**CONSIGNES**:
[A] Répondez à ces questions à partir de l'extrait sur l'espace romanesque :
(i) En quelle année a paru l'ouvrage d'Yves Baudelle cité, et à quelle page ?
(ii) Dans le monde imaginaire, qu'invente l'écrivaine ou l'écrivain ?
(iii) Quels univers apparaissent assez autonomes ?
[B] Reprenez mot pour mot, dans l'extrait sur l'espace romanesque, le passage qui va de « La géographie imaginaire » jusqu'à « et se défait. ».

**EXTRAIT DU TEXTE**:
_____
Selon Yves Baudelle, « aucun roman n’est réductible à des données empiriques ou mémorielles, aucun [n’est] non plus purement fictif ou verbal » (Baudelle, 1997 : 47). De fait, l’espace romanesque ne constitue jamais un calque de l’espace réel, ni une pure invention sans rapport avec notre monde. Le monde imaginaire est un espace de liberté, où l’écrivaine ou l’écrivain invente une nouvelle géographie. Pour les lectrices et lecteurs, il s’agit d’habiter momentanément un monde autre, aux lois différentes, de découvrir un rapport à l’espace et au temps légèrement décalé ou complètement différent. Les univers de fantasy apparaissent assez autonomes, comme le montre bien Pierre Jourde :

La géographie imaginaire dessine ici l’espace idéal, l’espace-synthèse de tous les lieux magiques où s’emparent de nous, toujours neufs, inépuisables, la fascination, le vertige par lequel l’être s’aliène et se défait.
_____
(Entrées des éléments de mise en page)
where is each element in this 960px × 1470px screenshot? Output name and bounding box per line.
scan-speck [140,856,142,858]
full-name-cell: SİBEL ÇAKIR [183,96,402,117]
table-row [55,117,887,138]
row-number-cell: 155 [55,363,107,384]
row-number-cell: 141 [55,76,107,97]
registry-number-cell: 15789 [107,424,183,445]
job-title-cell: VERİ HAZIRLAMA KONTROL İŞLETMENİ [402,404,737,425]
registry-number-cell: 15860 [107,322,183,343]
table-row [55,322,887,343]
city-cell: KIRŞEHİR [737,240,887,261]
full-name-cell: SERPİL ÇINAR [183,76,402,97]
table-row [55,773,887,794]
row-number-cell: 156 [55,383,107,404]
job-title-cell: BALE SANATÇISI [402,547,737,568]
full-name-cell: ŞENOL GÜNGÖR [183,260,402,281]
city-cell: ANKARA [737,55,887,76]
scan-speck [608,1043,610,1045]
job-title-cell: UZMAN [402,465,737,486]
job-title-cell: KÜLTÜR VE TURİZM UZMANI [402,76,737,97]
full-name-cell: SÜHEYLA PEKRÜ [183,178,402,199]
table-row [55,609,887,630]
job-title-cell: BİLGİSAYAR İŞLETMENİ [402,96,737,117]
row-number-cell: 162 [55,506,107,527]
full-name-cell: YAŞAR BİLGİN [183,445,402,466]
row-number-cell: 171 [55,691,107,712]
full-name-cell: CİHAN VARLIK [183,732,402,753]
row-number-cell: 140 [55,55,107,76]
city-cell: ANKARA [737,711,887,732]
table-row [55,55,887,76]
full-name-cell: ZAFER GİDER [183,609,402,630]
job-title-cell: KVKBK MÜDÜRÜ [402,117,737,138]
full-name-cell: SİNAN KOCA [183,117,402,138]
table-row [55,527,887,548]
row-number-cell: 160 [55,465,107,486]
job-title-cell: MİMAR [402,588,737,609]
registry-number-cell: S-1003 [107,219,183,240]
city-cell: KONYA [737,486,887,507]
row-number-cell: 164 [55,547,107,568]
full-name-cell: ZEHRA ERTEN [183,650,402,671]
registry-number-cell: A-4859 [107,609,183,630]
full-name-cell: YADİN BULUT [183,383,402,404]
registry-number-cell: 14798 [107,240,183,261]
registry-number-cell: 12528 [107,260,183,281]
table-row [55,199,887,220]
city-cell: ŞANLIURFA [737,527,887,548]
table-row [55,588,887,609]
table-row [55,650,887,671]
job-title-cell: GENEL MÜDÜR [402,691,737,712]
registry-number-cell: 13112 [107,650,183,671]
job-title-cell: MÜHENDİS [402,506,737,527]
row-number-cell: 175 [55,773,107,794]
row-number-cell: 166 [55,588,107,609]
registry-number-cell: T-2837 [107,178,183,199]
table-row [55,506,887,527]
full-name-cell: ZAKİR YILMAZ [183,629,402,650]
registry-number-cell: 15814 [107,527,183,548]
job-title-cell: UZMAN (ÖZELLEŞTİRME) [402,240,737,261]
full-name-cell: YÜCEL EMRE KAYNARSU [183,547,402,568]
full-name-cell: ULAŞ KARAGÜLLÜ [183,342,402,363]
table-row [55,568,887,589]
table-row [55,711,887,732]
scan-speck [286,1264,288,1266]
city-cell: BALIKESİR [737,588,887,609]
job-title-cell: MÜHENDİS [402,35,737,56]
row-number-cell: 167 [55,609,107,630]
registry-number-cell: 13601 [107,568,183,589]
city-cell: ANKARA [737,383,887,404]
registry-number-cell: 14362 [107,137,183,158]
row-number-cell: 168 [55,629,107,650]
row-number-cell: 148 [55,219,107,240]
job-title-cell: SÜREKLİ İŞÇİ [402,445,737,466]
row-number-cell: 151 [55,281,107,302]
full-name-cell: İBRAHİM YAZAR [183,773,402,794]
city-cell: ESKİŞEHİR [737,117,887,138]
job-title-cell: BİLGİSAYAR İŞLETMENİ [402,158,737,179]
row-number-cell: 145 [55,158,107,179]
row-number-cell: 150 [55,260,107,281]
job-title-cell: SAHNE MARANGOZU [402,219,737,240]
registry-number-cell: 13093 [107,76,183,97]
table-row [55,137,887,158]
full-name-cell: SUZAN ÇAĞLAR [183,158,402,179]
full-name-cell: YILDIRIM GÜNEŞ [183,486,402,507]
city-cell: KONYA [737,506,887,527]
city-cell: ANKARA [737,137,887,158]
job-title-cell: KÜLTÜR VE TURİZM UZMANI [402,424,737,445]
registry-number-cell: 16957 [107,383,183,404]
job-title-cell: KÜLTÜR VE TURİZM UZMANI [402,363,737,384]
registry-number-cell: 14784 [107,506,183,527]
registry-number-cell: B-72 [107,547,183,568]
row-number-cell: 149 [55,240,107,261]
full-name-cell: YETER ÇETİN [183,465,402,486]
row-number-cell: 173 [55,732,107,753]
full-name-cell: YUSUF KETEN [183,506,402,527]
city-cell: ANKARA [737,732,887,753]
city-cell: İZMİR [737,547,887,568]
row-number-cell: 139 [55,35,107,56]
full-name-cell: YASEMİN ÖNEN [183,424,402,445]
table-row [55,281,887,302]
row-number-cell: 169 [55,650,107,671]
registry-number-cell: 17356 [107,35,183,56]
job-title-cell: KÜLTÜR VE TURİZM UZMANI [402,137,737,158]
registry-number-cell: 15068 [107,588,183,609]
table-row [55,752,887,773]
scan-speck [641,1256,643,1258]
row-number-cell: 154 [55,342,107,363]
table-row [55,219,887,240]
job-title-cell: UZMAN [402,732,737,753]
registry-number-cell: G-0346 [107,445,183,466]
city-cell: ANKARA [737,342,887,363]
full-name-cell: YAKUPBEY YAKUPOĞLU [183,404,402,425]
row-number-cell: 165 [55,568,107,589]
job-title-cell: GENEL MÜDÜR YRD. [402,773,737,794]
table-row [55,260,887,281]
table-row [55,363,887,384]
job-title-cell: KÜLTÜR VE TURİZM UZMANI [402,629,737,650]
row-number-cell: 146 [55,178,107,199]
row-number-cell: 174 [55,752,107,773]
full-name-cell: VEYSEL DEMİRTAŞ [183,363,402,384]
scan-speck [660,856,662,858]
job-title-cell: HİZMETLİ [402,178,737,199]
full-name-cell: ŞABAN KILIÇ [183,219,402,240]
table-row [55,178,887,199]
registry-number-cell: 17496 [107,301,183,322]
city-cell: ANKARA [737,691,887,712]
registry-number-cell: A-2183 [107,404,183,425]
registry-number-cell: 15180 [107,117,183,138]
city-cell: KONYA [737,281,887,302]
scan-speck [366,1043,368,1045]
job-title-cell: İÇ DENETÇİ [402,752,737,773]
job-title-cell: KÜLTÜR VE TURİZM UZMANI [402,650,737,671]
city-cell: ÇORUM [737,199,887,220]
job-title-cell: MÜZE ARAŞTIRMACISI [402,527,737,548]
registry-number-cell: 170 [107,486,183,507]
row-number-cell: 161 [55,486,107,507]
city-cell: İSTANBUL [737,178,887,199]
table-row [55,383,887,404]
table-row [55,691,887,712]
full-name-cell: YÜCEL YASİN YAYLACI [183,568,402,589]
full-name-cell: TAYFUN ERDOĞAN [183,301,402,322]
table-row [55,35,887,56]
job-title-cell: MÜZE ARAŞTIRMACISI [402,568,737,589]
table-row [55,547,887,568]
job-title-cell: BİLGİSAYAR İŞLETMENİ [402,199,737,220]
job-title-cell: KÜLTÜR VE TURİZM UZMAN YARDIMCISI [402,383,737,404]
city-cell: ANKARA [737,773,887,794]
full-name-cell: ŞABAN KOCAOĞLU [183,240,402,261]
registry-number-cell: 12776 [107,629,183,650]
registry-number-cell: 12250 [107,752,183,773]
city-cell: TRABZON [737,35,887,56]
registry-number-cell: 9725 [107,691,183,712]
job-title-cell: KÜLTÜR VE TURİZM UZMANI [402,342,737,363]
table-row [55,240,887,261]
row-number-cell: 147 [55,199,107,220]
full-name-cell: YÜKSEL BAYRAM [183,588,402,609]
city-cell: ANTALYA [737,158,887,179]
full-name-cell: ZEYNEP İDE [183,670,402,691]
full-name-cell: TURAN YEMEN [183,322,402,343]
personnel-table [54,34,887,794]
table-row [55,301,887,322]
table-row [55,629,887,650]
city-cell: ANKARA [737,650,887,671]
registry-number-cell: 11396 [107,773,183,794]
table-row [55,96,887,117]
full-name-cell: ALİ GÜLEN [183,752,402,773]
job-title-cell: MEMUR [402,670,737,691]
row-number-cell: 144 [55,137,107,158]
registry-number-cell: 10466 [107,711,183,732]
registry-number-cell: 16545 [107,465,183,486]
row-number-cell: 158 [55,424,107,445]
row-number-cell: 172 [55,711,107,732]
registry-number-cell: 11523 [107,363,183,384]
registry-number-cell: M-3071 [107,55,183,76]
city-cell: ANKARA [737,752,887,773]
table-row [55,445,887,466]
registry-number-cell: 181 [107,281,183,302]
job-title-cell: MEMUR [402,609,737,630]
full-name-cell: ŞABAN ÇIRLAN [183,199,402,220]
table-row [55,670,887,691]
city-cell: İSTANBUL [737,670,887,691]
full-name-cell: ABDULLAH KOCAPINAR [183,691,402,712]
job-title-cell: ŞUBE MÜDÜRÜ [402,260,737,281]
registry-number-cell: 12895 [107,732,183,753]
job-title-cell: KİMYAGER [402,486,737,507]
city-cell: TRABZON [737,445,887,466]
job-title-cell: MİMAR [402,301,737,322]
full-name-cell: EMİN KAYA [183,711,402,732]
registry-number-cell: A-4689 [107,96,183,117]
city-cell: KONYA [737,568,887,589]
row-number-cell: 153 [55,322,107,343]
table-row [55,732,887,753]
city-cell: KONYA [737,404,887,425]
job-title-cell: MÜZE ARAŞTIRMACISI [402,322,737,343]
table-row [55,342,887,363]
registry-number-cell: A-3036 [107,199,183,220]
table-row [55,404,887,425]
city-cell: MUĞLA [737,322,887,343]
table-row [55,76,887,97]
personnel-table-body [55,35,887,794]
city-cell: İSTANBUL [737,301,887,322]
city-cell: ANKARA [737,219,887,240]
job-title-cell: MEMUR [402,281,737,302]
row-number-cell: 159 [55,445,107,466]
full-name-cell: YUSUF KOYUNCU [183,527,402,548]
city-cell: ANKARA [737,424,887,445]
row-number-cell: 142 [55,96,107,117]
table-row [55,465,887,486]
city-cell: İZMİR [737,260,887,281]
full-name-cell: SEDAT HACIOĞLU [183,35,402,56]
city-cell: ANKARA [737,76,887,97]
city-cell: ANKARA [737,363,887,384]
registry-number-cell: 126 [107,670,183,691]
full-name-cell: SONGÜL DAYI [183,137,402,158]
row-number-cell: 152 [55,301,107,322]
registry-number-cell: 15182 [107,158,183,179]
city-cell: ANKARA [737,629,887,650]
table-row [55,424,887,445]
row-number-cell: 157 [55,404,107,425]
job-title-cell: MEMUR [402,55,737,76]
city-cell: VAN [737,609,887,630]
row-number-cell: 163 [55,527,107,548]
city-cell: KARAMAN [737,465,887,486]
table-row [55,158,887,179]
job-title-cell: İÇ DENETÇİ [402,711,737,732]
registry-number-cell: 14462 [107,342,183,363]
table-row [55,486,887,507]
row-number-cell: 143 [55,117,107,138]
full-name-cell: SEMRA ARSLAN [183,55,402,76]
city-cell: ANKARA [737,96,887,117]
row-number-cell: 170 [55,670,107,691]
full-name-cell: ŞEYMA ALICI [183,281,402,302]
_____
**CORRIGÉ**:
[A]
(i) En 1997, à la page 47.
(ii) Une nouvelle géographie.
(iii) Les univers de fantasy.

[B]
La géographie imaginaire dessine ici l’espace idéal, l’espace-synthèse de tous les lieux magiques où s’emparent de nous, toujours neufs, inépuisables, la fascination, le vertige par lequel l’être s’aliène et se défait.